Start

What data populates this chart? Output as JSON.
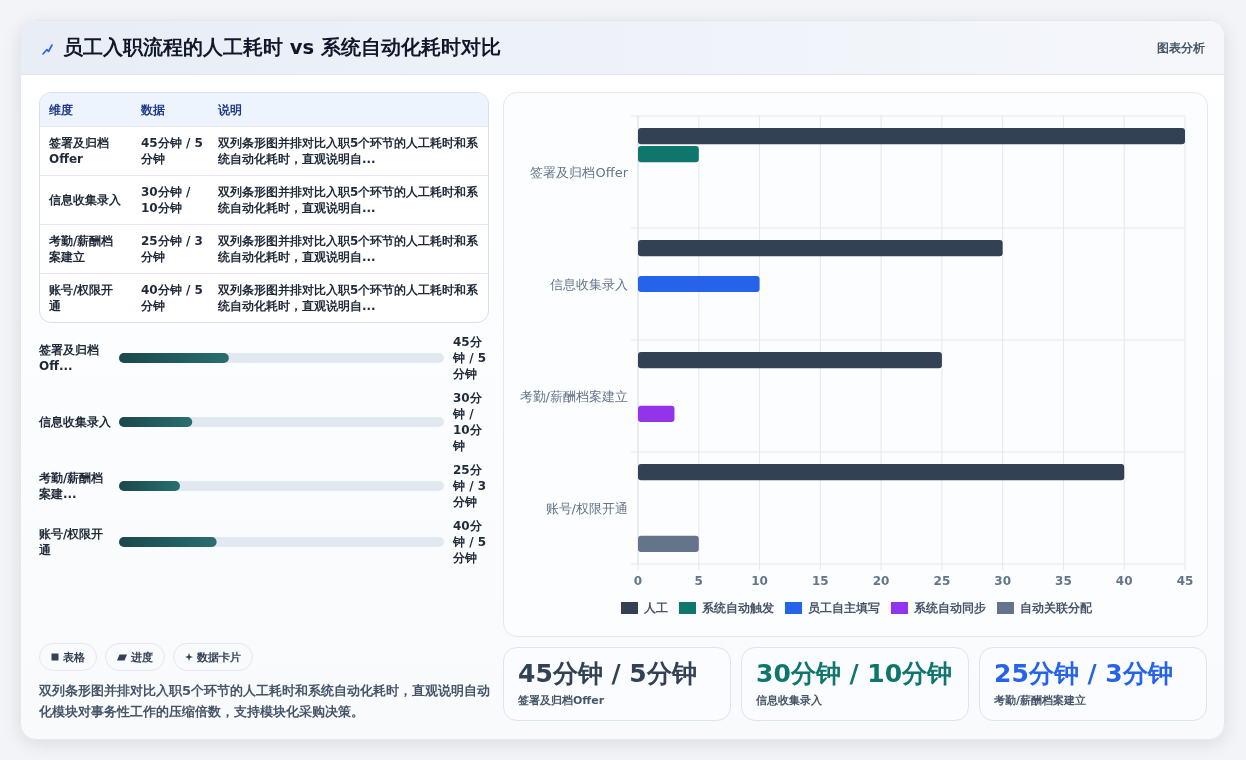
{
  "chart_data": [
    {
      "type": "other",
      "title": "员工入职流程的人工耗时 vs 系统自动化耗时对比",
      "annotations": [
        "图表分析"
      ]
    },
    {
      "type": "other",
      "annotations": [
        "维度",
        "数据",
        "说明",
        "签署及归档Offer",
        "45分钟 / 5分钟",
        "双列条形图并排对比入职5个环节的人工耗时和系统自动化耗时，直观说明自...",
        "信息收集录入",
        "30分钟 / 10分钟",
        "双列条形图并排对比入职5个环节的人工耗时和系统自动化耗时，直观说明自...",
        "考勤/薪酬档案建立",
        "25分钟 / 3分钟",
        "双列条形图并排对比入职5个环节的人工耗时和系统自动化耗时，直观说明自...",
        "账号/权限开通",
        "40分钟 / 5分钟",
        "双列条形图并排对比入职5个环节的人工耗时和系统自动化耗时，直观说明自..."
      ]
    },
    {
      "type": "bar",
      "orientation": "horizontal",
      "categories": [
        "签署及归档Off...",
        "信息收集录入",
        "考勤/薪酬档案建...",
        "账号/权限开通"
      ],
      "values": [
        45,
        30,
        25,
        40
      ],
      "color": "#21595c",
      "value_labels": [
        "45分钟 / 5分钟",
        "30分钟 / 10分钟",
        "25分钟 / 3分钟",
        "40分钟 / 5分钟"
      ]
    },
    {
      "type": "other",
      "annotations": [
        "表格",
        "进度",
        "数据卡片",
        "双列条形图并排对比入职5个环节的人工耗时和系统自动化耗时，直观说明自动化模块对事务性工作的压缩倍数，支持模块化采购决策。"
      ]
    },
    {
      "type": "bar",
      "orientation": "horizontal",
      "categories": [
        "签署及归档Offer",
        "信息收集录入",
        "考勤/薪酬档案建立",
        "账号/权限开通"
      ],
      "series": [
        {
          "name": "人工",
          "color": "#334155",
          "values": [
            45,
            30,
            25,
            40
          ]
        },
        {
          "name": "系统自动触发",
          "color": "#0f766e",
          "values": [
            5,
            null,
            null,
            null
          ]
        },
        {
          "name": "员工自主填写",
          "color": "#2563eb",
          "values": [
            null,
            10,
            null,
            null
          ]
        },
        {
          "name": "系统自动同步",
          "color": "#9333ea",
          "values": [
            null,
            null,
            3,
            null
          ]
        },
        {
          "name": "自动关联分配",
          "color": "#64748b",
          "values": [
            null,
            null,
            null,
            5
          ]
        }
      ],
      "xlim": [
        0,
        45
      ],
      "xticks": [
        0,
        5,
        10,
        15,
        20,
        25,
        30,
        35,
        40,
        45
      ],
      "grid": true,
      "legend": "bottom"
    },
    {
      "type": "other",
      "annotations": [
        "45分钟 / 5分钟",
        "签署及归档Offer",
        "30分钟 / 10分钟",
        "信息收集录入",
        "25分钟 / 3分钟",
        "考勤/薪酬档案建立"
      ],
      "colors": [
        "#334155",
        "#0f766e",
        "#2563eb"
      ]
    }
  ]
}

End

YOUR TASK: Write out again every line above exactly as given; the pictures do not belong in the copy.

EXERCISE SOLUTION:
What data populates this chart? Output as JSON.
{
  "chart_data": [
    {
      "type": "other",
      "title": "员工入职流程的人工耗时 vs 系统自动化耗时对比",
      "annotations": [
        "图表分析"
      ]
    },
    {
      "type": "other",
      "annotations": [
        "维度",
        "数据",
        "说明",
        "签署及归档Offer",
        "45分钟 / 5分钟",
        "双列条形图并排对比入职5个环节的人工耗时和系统自动化耗时，直观说明自...",
        "信息收集录入",
        "30分钟 / 10分钟",
        "双列条形图并排对比入职5个环节的人工耗时和系统自动化耗时，直观说明自...",
        "考勤/薪酬档案建立",
        "25分钟 / 3分钟",
        "双列条形图并排对比入职5个环节的人工耗时和系统自动化耗时，直观说明自...",
        "账号/权限开通",
        "40分钟 / 5分钟",
        "双列条形图并排对比入职5个环节的人工耗时和系统自动化耗时，直观说明自..."
      ]
    },
    {
      "type": "bar",
      "orientation": "horizontal",
      "categories": [
        "签署及归档Off...",
        "信息收集录入",
        "考勤/薪酬档案建...",
        "账号/权限开通"
      ],
      "values": [
        45,
        30,
        25,
        40
      ],
      "color": "#21595c",
      "value_labels": [
        "45分钟 / 5分钟",
        "30分钟 / 10分钟",
        "25分钟 / 3分钟",
        "40分钟 / 5分钟"
      ]
    },
    {
      "type": "other",
      "annotations": [
        "表格",
        "进度",
        "数据卡片",
        "双列条形图并排对比入职5个环节的人工耗时和系统自动化耗时，直观说明自动化模块对事务性工作的压缩倍数，支持模块化采购决策。"
      ]
    },
    {
      "type": "bar",
      "orientation": "horizontal",
      "categories": [
        "签署及归档Offer",
        "信息收集录入",
        "考勤/薪酬档案建立",
        "账号/权限开通"
      ],
      "series": [
        {
          "name": "人工",
          "color": "#334155",
          "values": [
            45,
            30,
            25,
            40
          ]
        },
        {
          "name": "系统自动触发",
          "color": "#0f766e",
          "values": [
            5,
            null,
            null,
            null
          ]
        },
        {
          "name": "员工自主填写",
          "color": "#2563eb",
          "values": [
            null,
            10,
            null,
            null
          ]
        },
        {
          "name": "系统自动同步",
          "color": "#9333ea",
          "values": [
            null,
            null,
            3,
            null
          ]
        },
        {
          "name": "自动关联分配",
          "color": "#64748b",
          "values": [
            null,
            null,
            null,
            5
          ]
        }
      ],
      "xlim": [
        0,
        45
      ],
      "xticks": [
        0,
        5,
        10,
        15,
        20,
        25,
        30,
        35,
        40,
        45
      ],
      "grid": true,
      "legend": "bottom"
    },
    {
      "type": "other",
      "annotations": [
        "45分钟 / 5分钟",
        "签署及归档Offer",
        "30分钟 / 10分钟",
        "信息收集录入",
        "25分钟 / 3分钟",
        "考勤/薪酬档案建立"
      ],
      "colors": [
        "#334155",
        "#0f766e",
        "#2563eb"
      ]
    }
  ]
}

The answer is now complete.